▶ _WORK TO DO_:
Exactly as written, print each record in the listing.

▶ _EXTRACTED RECORDS_:
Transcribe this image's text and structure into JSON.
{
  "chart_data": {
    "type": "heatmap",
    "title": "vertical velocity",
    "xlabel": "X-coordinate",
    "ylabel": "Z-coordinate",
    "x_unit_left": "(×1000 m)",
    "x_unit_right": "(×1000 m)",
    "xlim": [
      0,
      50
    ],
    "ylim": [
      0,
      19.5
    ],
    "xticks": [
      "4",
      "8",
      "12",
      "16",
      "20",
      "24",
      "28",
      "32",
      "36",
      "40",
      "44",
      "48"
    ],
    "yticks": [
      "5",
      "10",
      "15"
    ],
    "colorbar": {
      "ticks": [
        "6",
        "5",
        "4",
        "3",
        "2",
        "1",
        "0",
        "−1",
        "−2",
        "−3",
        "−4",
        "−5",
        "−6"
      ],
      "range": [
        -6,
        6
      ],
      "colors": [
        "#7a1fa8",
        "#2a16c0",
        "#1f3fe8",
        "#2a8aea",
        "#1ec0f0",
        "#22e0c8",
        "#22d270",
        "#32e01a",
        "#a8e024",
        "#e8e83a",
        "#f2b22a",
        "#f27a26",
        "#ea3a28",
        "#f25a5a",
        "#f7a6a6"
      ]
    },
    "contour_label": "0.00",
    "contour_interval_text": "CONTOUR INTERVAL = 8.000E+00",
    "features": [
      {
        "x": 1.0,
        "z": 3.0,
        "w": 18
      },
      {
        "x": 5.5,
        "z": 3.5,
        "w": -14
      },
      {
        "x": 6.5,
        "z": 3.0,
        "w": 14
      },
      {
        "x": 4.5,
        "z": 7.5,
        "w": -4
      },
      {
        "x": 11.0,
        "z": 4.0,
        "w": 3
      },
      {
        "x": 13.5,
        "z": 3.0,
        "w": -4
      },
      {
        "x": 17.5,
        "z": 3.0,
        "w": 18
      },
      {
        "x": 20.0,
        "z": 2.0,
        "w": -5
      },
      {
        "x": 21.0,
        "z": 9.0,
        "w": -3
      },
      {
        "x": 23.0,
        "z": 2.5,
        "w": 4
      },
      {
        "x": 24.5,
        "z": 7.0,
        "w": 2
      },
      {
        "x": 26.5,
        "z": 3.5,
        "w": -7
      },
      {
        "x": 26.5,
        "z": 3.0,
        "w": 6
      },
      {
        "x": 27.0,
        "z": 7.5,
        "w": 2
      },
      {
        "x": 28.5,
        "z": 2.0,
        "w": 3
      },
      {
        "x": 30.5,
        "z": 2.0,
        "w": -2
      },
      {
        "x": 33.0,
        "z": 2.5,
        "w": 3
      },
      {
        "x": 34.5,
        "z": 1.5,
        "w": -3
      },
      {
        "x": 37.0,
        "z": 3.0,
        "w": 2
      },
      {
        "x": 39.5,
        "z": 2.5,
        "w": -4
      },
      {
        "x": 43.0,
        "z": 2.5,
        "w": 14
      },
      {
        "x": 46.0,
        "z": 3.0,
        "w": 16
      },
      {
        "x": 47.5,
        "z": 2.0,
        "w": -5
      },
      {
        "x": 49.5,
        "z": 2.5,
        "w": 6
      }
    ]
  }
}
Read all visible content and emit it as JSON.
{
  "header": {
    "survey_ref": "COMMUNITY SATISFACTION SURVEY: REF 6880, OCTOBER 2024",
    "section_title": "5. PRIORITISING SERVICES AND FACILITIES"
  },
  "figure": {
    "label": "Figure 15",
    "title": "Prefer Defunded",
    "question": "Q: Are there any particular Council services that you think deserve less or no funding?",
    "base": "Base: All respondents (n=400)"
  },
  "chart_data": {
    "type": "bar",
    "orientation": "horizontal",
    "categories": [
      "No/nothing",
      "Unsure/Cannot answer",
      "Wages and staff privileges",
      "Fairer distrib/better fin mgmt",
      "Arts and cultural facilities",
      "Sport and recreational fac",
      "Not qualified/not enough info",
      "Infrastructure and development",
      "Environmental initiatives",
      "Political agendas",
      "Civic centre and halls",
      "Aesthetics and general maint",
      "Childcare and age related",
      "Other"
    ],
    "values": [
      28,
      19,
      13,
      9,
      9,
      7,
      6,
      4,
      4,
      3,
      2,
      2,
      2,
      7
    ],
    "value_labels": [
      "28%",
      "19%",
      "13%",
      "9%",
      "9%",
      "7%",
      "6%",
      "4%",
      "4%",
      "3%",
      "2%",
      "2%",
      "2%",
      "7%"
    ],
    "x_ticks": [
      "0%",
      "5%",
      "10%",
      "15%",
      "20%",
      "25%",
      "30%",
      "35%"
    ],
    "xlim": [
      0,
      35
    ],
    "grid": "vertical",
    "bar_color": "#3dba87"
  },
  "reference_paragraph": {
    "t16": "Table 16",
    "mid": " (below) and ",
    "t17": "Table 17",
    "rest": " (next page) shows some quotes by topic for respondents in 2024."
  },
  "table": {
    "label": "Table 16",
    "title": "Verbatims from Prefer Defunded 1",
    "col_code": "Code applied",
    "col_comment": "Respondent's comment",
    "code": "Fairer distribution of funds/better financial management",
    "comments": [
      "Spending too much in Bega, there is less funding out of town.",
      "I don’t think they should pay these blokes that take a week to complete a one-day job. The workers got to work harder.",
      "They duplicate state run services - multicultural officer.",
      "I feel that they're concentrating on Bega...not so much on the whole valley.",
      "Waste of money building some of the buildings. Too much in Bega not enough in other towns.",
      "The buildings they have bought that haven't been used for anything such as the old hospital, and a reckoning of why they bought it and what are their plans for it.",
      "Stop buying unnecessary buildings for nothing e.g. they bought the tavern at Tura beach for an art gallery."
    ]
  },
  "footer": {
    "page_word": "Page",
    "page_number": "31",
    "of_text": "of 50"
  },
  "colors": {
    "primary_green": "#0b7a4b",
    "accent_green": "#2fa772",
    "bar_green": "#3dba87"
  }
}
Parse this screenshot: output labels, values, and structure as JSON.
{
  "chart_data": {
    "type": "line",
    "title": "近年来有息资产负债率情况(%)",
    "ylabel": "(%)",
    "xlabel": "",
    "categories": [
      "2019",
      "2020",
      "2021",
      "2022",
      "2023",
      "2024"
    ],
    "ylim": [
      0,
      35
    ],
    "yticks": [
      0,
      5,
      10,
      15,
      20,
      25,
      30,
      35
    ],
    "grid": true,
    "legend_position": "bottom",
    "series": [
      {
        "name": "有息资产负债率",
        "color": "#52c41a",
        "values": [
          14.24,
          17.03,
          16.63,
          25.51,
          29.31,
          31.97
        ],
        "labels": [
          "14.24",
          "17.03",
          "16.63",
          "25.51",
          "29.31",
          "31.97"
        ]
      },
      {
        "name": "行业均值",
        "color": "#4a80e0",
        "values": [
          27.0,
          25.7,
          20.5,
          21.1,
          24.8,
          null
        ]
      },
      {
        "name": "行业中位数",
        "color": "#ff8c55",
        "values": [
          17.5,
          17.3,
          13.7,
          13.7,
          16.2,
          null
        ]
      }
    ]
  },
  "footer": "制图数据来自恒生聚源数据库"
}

▶ _TASK OUTPUT_:
Transcribe this image's text and structure into JSON.
{
  "chart_data": {
    "type": "heatmap",
    "title": "vertical velocity",
    "xlabel": "X-coordinate",
    "ylabel": "Z-coordinate",
    "x_unit_left": "(×1000 m)",
    "x_unit_right": "(×1000 m)",
    "xlim": [
      0,
      50
    ],
    "ylim": [
      0,
      19.5
    ],
    "xticks": [
      "4",
      "8",
      "12",
      "16",
      "20",
      "24",
      "28",
      "32",
      "36",
      "40",
      "44",
      "48"
    ],
    "yticks": [
      "5",
      "10",
      "15"
    ],
    "colorbar": {
      "ticks": [
        "6",
        "5",
        "4",
        "3",
        "2",
        "1",
        "0",
        "−1",
        "−2",
        "−3",
        "−4",
        "−5",
        "−6"
      ],
      "range": [
        -6,
        6
      ],
      "colors": [
        "#7a1fa8",
        "#2a16c0",
        "#1f3fe8",
        "#2a8aea",
        "#1ec0f0",
        "#22e0c8",
        "#22d270",
        "#32e01a",
        "#a8e024",
        "#e8e83a",
        "#f2b22a",
        "#f27a26",
        "#ea3a28",
        "#f25a5a",
        "#f7a6a6"
      ]
    },
    "contour_label": "0.00",
    "contour_interval_text": "CONTOUR INTERVAL = 8.000E+00",
    "features": [
      {
        "x": 1.0,
        "z": 3.0,
        "w": 18
      },
      {
        "x": 5.5,
        "z": 3.5,
        "w": -14
      },
      {
        "x": 6.5,
        "z": 3.0,
        "w": 14
      },
      {
        "x": 4.5,
        "z": 7.5,
        "w": -4
      },
      {
        "x": 11.0,
        "z": 4.0,
        "w": 3
      },
      {
        "x": 13.5,
        "z": 3.0,
        "w": -4
      },
      {
        "x": 17.5,
        "z": 3.0,
        "w": 18
      },
      {
        "x": 20.0,
        "z": 2.0,
        "w": -5
      },
      {
        "x": 21.0,
        "z": 9.0,
        "w": -3
      },
      {
        "x": 23.0,
        "z": 2.5,
        "w": 4
      },
      {
        "x": 24.5,
        "z": 7.0,
        "w": 2
      },
      {
        "x": 26.5,
        "z": 3.5,
        "w": -7
      },
      {
        "x": 26.5,
        "z": 3.0,
        "w": 6
      },
      {
        "x": 27.0,
        "z": 7.5,
        "w": 2
      },
      {
        "x": 28.5,
        "z": 2.0,
        "w": 3
      },
      {
        "x": 30.5,
        "z": 2.0,
        "w": -2
      },
      {
        "x": 33.0,
        "z": 2.5,
        "w": 3
      },
      {
        "x": 34.5,
        "z": 1.5,
        "w": -3
      },
      {
        "x": 37.0,
        "z": 3.0,
        "w": 2
      },
      {
        "x": 39.5,
        "z": 2.5,
        "w": -4
      },
      {
        "x": 43.0,
        "z": 2.5,
        "w": 14
      },
      {
        "x": 46.0,
        "z": 3.0,
        "w": 16
      },
      {
        "x": 47.5,
        "z": 2.0,
        "w": -5
      },
      {
        "x": 49.5,
        "z": 2.5,
        "w": 6
      }
    ]
  }
}
Read all visible content and emit it as JSON.
{
  "header": {
    "survey_ref": "COMMUNITY SATISFACTION SURVEY: REF 6880, OCTOBER 2024",
    "section_title": "5. PRIORITISING SERVICES AND FACILITIES"
  },
  "figure": {
    "label": "Figure 15",
    "title": "Prefer Defunded",
    "question": "Q: Are there any particular Council services that you think deserve less or no funding?",
    "base": "Base: All respondents (n=400)"
  },
  "chart_data": {
    "type": "bar",
    "orientation": "horizontal",
    "categories": [
      "No/nothing",
      "Unsure/Cannot answer",
      "Wages and staff privileges",
      "Fairer distrib/better fin mgmt",
      "Arts and cultural facilities",
      "Sport and recreational fac",
      "Not qualified/not enough info",
      "Infrastructure and development",
      "Environmental initiatives",
      "Political agendas",
      "Civic centre and halls",
      "Aesthetics and general maint",
      "Childcare and age related",
      "Other"
    ],
    "values": [
      28,
      19,
      13,
      9,
      9,
      7,
      6,
      4,
      4,
      3,
      2,
      2,
      2,
      7
    ],
    "value_labels": [
      "28%",
      "19%",
      "13%",
      "9%",
      "9%",
      "7%",
      "6%",
      "4%",
      "4%",
      "3%",
      "2%",
      "2%",
      "2%",
      "7%"
    ],
    "x_ticks": [
      "0%",
      "5%",
      "10%",
      "15%",
      "20%",
      "25%",
      "30%",
      "35%"
    ],
    "xlim": [
      0,
      35
    ],
    "grid": "vertical",
    "bar_color": "#3dba87"
  },
  "reference_paragraph": {
    "t16": "Table 16",
    "mid": " (below) and ",
    "t17": "Table 17",
    "rest": " (next page) shows some quotes by topic for respondents in 2024."
  },
  "table": {
    "label": "Table 16",
    "title": "Verbatims from Prefer Defunded 1",
    "col_code": "Code applied",
    "col_comment": "Respondent's comment",
    "code": "Fairer distribution of funds/better financial management",
    "comments": [
      "Spending too much in Bega, there is less funding out of town.",
      "I don’t think they should pay these blokes that take a week to complete a one-day job. The workers got to work harder.",
      "They duplicate state run services - multicultural officer.",
      "I feel that they're concentrating on Bega...not so much on the whole valley.",
      "Waste of money building some of the buildings. Too much in Bega not enough in other towns.",
      "The buildings they have bought that haven't been used for anything such as the old hospital, and a reckoning of why they bought it and what are their plans for it.",
      "Stop buying unnecessary buildings for nothing e.g. they bought the tavern at Tura beach for an art gallery."
    ]
  },
  "footer": {
    "page_word": "Page",
    "page_number": "31",
    "of_text": "of 50"
  },
  "colors": {
    "primary_green": "#0b7a4b",
    "accent_green": "#2fa772",
    "bar_green": "#3dba87"
  }
}
Parse this screenshot: output labels, values, and structure as JSON.
{
  "chart_data": {
    "type": "line",
    "title": "近年来有息资产负债率情况(%)",
    "ylabel": "(%)",
    "xlabel": "",
    "categories": [
      "2019",
      "2020",
      "2021",
      "2022",
      "2023",
      "2024"
    ],
    "ylim": [
      0,
      35
    ],
    "yticks": [
      0,
      5,
      10,
      15,
      20,
      25,
      30,
      35
    ],
    "grid": true,
    "legend_position": "bottom",
    "series": [
      {
        "name": "有息资产负债率",
        "color": "#52c41a",
        "values": [
          14.24,
          17.03,
          16.63,
          25.51,
          29.31,
          31.97
        ],
        "labels": [
          "14.24",
          "17.03",
          "16.63",
          "25.51",
          "29.31",
          "31.97"
        ]
      },
      {
        "name": "行业均值",
        "color": "#4a80e0",
        "values": [
          27.0,
          25.7,
          20.5,
          21.1,
          24.8,
          null
        ]
      },
      {
        "name": "行业中位数",
        "color": "#ff8c55",
        "values": [
          17.5,
          17.3,
          13.7,
          13.7,
          16.2,
          null
        ]
      }
    ]
  },
  "footer": "制图数据来自恒生聚源数据库"
}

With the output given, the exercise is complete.